WHAT YOU WILL DO -
[1] Please translate this sentence from the passage on data and community health into Spanish: "Analyzing data about community health issues revealed a shared concern about high blood pressure."
[2] Go on with the passage on data and community health, picking up after its final sentence.

A year and a half ago, the Robert Wood Johnson Foundation wrote about the groundswell of interest in connecting health care systems with other organizations and their local communities to build a Culture of Health. Since then, the Data4Health listening tour and the launch of Data Across Sectors for Health (DASH), have given more evidence to the importance of data—or the flow of information—in creating and benefitting from these connections. With work the Foundation and others across the country are doing, the “connections checklist” is increasingly taking shape.
In communities large or small, data can become a bridge between one organization’s need and a very different organization’s solution. In Rochester, New York, the business community took a hard look at a most alarming expense they faced—soaring health care costs. In 2009, the Rochester Business Alliance entered into a strategic partnership with the Finger Lakes Health Systems Agency to build a healthier workforce and lower costs. Analyzing data about community health issues revealed a shared concern about high blood pressure. The Agency developed community-based interventions that the Business Alliance and local businesses could use to help their employees and the wider community understand the importance of controlling their blood pressure. Working together, this collaboration has improved the county’s blood-pressure control rate by over 7%.

MATERIAL SHOWN -
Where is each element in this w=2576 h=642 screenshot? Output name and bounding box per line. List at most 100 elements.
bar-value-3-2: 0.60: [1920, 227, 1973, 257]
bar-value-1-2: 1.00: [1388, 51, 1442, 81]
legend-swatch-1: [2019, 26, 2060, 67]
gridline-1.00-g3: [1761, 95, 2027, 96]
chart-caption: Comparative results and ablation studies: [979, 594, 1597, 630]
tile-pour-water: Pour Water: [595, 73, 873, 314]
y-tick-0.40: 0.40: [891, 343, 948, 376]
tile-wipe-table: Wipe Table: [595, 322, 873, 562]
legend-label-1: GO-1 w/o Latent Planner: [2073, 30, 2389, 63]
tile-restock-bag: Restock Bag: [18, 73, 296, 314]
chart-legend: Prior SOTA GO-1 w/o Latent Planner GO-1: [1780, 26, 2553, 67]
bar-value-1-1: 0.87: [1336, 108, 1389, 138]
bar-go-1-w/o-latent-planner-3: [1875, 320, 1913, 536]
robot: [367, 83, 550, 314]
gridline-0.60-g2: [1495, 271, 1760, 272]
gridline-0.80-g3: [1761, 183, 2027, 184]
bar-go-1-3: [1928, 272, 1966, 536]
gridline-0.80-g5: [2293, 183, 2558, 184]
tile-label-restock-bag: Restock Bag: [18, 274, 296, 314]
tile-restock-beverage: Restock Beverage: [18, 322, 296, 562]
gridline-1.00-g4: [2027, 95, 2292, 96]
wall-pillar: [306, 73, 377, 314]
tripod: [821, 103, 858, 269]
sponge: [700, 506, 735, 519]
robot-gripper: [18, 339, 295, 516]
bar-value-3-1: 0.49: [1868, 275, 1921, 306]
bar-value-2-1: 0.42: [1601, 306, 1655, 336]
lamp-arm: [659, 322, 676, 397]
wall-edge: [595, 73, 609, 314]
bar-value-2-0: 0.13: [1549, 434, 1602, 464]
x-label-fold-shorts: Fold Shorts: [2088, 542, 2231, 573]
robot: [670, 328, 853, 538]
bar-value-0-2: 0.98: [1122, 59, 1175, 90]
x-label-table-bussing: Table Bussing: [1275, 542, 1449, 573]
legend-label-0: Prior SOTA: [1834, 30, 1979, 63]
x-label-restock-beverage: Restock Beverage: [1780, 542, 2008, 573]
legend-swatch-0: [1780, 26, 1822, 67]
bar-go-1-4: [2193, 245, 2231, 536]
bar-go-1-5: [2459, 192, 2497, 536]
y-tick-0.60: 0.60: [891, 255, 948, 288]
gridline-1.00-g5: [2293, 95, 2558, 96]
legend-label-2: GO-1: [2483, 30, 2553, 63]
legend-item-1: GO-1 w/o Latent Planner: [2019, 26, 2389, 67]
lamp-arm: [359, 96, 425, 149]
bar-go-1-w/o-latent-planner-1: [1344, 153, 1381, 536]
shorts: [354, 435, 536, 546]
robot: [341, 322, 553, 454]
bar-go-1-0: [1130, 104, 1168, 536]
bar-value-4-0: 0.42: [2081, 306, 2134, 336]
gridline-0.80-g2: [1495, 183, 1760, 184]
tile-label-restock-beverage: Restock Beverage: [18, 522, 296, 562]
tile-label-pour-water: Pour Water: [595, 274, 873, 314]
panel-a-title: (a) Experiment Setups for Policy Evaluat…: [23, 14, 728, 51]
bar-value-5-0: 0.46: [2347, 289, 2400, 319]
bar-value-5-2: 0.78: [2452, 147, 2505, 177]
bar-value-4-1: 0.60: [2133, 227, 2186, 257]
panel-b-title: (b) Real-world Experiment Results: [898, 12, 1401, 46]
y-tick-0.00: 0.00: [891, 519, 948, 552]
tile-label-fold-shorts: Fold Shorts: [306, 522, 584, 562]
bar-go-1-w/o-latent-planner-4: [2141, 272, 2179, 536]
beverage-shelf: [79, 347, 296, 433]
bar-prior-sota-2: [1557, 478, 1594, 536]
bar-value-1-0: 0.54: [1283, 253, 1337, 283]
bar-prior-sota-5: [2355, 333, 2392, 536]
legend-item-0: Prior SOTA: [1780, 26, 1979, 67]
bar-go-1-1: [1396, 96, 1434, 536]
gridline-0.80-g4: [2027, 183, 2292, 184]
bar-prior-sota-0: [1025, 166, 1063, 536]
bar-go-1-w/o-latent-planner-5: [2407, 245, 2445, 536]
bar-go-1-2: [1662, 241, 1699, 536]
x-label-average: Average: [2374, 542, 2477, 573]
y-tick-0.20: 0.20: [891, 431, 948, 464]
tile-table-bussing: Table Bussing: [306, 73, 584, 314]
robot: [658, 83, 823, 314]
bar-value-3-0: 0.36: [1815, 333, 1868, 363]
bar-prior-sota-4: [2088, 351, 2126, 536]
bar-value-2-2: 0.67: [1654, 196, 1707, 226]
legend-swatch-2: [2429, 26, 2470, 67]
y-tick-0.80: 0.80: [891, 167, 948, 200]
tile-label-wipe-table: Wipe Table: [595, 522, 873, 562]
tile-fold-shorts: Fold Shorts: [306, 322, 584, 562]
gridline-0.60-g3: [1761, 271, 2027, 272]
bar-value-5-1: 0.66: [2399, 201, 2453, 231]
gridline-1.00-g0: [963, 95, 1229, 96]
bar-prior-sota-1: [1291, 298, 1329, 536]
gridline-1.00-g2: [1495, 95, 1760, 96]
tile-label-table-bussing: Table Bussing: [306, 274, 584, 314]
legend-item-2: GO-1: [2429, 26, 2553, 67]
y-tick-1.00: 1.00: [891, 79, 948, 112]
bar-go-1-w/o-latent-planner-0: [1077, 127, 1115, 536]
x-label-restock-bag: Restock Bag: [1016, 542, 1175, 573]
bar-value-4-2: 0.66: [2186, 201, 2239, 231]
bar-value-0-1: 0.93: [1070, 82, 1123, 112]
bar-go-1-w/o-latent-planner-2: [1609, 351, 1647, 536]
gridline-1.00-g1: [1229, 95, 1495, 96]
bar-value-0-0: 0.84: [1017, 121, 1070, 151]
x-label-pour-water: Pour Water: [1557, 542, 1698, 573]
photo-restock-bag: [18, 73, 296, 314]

ANSWERS PER TASK -
[1] El análisis de datos sobre problemas de salud comunitaria reveló una preocupación compartida por la presión arterial alta.

[2]
Underlying this community connection is a data connection between health care and the business community that brings root-cause analysis and rapid-cycle evaluation together to really focus attention towards groups of people who are at highest risk of uncontrolled hypertension. The Agency created a registry of information from electronic health records (EHRs) to fully understand the situation and monitor any changes brought about by their activities. Careful stewardship of sensitive information, real results, and the tantalizing promise of further benefits are sustaining and expanding this partnership.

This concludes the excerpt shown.